** Short task **
Exclude the pictures and reproduce the remaining data exactly as written.

Saved entries:
====

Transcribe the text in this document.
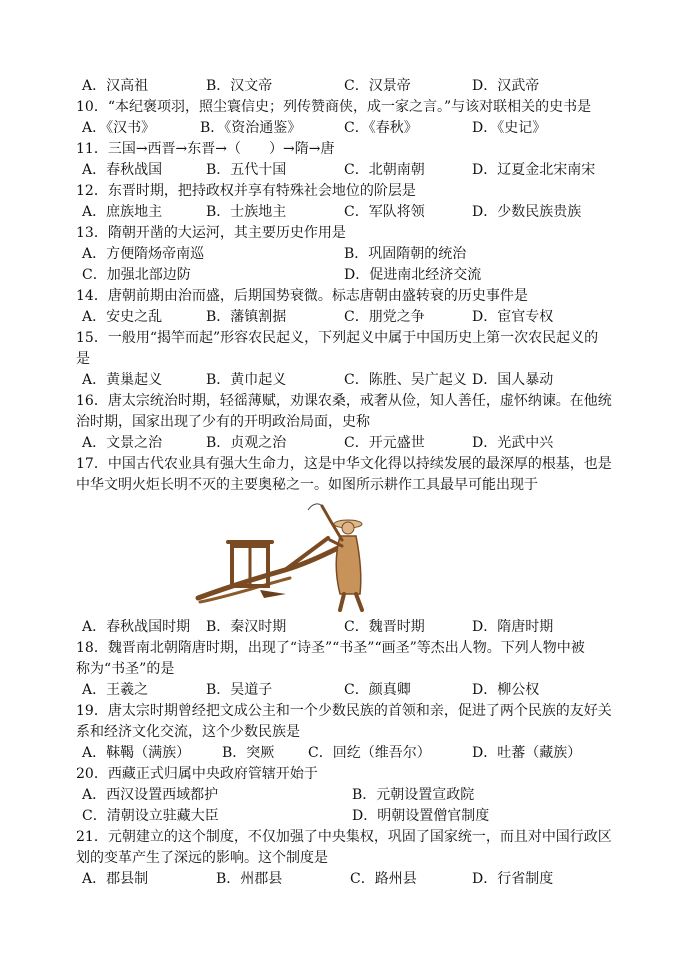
A．汉高祖	B．汉文帝	C．汉景帝	D．汉武帝
10．“本纪褒项羽，照尘寰信史；列传赞商侠，成一家之言。”与该对联相关的史书是
A．《汉书》	B．《资治通鉴》	C．《春秋》	D．《史记》
11．三国→西晋→东晋→（　　）→隋→唐
A．春秋战国	B．五代十国	C．北朝南朝	D．辽夏金北宋南宋
12．东晋时期，把持政权并享有特殊社会地位的阶层是
A．庶族地主	B．士族地主	C．军队将领	D．少数民族贵族
13．隋朝开凿的大运河，其主要历史作用是
A．方便隋炀帝南巡	B．巩固隋朝的统治
C．加强北部边防	D．促进南北经济交流
14．唐朝前期由治而盛，后期国势衰微。标志唐朝由盛转衰的历史事件是
A．安史之乱	B．藩镇割据	C．朋党之争	D．宦官专权
15．一般用“揭竿而起”形容农民起义，下列起义中属于中国历史上第一次农民起义的
是
A．黄巢起义	B．黄巾起义	C．陈胜、吴广起义 D．国人暴动
16．唐太宗统治时期，轻徭薄赋，劝课农桑，戒奢从俭，知人善任，虚怀纳谏。在他统
治时期，国家出现了少有的开明政治局面，史称
A．文景之治	B．贞观之治	C．开元盛世	D．光武中兴
17．中国古代农业具有强大生命力，这是中华文化得以持续发展的最深厚的根基，也是
中华文明火炬长明不灭的主要奥秘之一。如图所示耕作工具最早可能出现于
A．春秋战国时期 B．秦汉时期	C．魏晋时期	D．隋唐时期
18．魏晋南北朝隋唐时期，出现了“诗圣”“书圣”“画圣”等杰出人物。下列人物中被
称为“书圣”的是
A．王羲之	B．吴道子	C．颜真卿	D．柳公权
19．唐太宗时期曾经把文成公主和一个少数民族的首领和亲，促进了两个民族的友好关
系和经济文化交流，这个少数民族是
A．靺鞨（满族） B．突厥 C．回纥（维吾尔）	D．吐蕃（藏族）
20．西藏正式归属中央政府管辖开始于
A．西汉设置西域都护	B．元朝设置宣政院
C．清朝设立驻藏大臣	D．明朝设置僧官制度
21．元朝建立的这个制度，不仅加强了中央集权，巩固了国家统一，而且对中国行政区
划的变革产生了深远的影响。这个制度是
A．郡县制	B．州郡县	C．路州县	D．行省制度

====

** Result of this task **
Transcribe the text in this document.
A．汉高祖	B．汉文帝	C．汉景帝	D．汉武帝
10．“本纪褒项羽，照尘寰信史；列传赞商侠，成一家之言。”与该对联相关的史书是
A．《汉书》	B．《资治通鉴》	C．《春秋》	D．《史记》
11．三国→西晋→东晋→（　　）→隋→唐
A．春秋战国	B．五代十国	C．北朝南朝	D．辽夏金北宋南宋
12．东晋时期，把持政权并享有特殊社会地位的阶层是
A．庶族地主	B．士族地主	C．军队将领	D．少数民族贵族
13．隋朝开凿的大运河，其主要历史作用是
A．方便隋炀帝南巡	B．巩固隋朝的统治
C．加强北部边防	D．促进南北经济交流
14．唐朝前期由治而盛，后期国势衰微。标志唐朝由盛转衰的历史事件是
A．安史之乱	B．藩镇割据	C．朋党之争	D．宦官专权
15．一般用“揭竿而起”形容农民起义，下列起义中属于中国历史上第一次农民起义的
是
A．黄巢起义	B．黄巾起义	C．陈胜、吴广起义 D．国人暴动
16．唐太宗统治时期，轻徭薄赋，劝课农桑，戒奢从俭，知人善任，虚怀纳谏。在他统
治时期，国家出现了少有的开明政治局面，史称
A．文景之治	B．贞观之治	C．开元盛世	D．光武中兴
17．中国古代农业具有强大生命力，这是中华文化得以持续发展的最深厚的根基，也是
中华文明火炬长明不灭的主要奥秘之一。如图所示耕作工具最早可能出现于
A．春秋战国时期 B．秦汉时期	C．魏晋时期	D．隋唐时期
18．魏晋南北朝隋唐时期，出现了“诗圣”“书圣”“画圣”等杰出人物。下列人物中被
称为“书圣”的是
A．王羲之	B．吴道子	C．颜真卿	D．柳公权
19．唐太宗时期曾经把文成公主和一个少数民族的首领和亲，促进了两个民族的友好关
系和经济文化交流，这个少数民族是
A．靺鞨（满族） B．突厥 C．回纥（维吾尔）	D．吐蕃（藏族）
20．西藏正式归属中央政府管辖开始于
A．西汉设置西域都护	B．元朝设置宣政院
C．清朝设立驻藏大臣	D．明朝设置僧官制度
21．元朝建立的这个制度，不仅加强了中央集权，巩固了国家统一，而且对中国行政区
划的变革产生了深远的影响。这个制度是
A．郡县制	B．州郡县	C．路州县	D．行省制度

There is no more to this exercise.